-- START OF The records --
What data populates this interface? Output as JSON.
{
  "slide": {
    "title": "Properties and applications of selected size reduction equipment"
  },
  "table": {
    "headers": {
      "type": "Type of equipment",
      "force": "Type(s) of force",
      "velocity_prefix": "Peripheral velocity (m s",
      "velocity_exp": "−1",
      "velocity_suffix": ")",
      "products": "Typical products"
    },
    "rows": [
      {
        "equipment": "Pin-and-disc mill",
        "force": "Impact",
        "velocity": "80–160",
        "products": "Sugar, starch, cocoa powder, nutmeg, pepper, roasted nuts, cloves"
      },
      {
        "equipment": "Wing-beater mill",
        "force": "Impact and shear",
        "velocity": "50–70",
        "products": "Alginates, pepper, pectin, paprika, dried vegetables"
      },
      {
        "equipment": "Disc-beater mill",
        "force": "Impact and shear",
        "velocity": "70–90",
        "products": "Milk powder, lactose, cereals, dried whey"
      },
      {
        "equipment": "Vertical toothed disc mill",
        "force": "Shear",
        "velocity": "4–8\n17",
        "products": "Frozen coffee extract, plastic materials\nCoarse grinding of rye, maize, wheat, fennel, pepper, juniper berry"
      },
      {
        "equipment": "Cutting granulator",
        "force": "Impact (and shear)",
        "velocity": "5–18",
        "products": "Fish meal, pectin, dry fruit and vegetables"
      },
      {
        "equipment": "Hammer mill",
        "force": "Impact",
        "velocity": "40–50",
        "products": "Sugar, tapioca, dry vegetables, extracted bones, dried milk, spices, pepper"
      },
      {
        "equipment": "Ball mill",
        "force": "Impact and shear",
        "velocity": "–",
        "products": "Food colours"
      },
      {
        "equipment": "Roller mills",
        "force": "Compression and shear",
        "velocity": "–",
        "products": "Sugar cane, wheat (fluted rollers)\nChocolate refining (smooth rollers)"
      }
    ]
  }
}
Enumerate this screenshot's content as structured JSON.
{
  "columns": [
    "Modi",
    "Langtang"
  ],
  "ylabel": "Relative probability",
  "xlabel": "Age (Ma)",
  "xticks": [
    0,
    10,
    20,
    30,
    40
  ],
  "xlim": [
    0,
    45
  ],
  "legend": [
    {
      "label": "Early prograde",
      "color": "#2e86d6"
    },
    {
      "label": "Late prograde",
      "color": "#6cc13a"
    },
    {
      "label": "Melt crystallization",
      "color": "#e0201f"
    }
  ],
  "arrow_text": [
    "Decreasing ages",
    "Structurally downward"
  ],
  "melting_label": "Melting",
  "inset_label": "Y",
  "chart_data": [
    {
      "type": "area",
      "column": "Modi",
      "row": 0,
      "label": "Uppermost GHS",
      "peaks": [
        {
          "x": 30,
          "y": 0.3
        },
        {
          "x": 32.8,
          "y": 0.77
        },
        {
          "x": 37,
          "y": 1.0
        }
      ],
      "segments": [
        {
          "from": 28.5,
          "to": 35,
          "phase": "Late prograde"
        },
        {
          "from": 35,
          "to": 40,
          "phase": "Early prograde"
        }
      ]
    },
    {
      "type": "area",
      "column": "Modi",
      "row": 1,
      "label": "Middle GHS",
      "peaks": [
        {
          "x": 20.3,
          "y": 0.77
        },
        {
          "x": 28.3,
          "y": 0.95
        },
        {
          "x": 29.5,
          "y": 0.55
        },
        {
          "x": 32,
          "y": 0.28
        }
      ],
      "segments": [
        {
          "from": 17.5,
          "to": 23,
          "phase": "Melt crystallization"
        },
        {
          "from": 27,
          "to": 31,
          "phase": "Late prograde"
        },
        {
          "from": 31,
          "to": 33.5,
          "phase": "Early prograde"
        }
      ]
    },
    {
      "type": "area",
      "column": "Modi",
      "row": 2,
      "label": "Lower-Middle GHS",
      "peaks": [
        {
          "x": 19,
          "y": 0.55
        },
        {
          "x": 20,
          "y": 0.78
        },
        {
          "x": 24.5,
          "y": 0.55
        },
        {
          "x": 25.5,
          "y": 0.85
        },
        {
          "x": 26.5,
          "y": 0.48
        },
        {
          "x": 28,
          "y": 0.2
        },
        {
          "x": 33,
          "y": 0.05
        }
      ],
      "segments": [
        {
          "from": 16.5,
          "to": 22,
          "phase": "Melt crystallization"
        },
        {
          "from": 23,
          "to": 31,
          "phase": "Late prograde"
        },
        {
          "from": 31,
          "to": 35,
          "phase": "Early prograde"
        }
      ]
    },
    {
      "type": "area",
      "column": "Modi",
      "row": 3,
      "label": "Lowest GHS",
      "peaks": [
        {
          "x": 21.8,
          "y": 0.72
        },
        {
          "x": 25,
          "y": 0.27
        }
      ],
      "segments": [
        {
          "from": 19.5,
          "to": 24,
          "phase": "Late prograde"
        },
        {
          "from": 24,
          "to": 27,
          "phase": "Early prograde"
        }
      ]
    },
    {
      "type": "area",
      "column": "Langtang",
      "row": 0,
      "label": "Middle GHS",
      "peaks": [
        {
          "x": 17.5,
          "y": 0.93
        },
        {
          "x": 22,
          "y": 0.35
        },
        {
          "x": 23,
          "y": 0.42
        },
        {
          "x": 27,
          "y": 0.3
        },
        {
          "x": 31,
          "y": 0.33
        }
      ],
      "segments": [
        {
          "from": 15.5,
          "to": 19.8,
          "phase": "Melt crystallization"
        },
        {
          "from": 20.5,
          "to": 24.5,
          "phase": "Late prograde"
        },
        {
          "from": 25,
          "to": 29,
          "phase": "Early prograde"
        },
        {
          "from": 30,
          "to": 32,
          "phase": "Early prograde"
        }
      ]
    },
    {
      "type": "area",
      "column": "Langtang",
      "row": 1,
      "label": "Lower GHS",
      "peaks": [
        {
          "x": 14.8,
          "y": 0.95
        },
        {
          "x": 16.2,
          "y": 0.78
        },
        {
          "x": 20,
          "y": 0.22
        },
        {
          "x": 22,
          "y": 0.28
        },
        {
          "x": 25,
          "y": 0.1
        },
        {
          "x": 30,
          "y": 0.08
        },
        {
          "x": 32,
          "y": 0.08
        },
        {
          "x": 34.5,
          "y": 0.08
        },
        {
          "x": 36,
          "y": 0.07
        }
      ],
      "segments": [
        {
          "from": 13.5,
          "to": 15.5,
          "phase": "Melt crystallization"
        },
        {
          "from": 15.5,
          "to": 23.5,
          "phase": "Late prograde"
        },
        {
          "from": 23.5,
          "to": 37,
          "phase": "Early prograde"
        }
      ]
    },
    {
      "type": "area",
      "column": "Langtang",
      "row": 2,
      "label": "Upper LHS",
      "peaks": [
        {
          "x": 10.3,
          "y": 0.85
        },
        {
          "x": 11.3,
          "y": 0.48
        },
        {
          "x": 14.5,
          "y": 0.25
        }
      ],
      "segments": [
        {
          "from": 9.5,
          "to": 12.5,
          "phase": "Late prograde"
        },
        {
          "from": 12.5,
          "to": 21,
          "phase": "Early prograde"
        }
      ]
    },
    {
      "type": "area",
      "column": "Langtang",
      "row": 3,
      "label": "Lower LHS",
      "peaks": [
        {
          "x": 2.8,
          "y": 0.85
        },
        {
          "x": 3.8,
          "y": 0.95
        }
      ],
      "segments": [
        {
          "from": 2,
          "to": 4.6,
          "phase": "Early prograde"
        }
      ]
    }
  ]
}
-- END OF The records --
Exercise brief: Scan the material above and determine how many lines include the word "Sugar"; report only the number.

Reply: 3